## Stated problem:
Search the data for the word "Conv". Reproduce every line where it is found.

## Data records:

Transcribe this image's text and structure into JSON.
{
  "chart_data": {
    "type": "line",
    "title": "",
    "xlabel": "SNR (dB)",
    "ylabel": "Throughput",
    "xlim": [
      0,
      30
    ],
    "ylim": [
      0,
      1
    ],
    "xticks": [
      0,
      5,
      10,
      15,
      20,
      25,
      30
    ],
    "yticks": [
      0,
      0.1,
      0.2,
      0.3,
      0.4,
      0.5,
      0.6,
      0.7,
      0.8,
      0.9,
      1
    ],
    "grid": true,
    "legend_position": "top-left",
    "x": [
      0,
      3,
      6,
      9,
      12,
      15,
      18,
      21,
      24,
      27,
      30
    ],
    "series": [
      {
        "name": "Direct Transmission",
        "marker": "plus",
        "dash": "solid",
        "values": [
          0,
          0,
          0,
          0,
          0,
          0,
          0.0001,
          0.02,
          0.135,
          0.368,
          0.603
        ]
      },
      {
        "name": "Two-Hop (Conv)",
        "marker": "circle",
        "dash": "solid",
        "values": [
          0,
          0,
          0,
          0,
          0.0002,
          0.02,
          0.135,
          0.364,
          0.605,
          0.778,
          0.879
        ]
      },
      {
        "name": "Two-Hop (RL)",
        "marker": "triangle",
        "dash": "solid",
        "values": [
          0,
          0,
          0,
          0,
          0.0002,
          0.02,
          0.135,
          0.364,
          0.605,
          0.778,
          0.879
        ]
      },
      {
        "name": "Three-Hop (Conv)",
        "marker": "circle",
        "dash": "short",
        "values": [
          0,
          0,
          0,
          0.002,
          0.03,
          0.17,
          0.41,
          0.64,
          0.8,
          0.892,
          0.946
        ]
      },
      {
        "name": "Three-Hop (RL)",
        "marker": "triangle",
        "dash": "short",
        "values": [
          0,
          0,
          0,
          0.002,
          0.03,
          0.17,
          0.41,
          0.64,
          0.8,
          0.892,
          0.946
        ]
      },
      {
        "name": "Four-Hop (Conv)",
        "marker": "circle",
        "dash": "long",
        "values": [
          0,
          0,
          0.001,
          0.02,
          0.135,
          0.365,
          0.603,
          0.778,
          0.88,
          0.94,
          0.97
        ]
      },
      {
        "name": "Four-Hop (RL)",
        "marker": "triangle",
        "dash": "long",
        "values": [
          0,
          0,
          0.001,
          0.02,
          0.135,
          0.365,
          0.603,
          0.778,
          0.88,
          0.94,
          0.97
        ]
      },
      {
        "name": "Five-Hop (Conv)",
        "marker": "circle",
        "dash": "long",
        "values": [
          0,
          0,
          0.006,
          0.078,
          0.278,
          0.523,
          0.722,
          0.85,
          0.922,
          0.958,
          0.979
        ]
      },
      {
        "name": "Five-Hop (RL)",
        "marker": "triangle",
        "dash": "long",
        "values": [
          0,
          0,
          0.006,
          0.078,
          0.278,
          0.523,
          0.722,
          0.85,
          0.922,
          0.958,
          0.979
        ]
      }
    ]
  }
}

## Finished task:
        "name": "Two-Hop (Conv)",
        "name": "Three-Hop (Conv)",
        "name": "Four-Hop (Conv)",
        "name": "Five-Hop (Conv)",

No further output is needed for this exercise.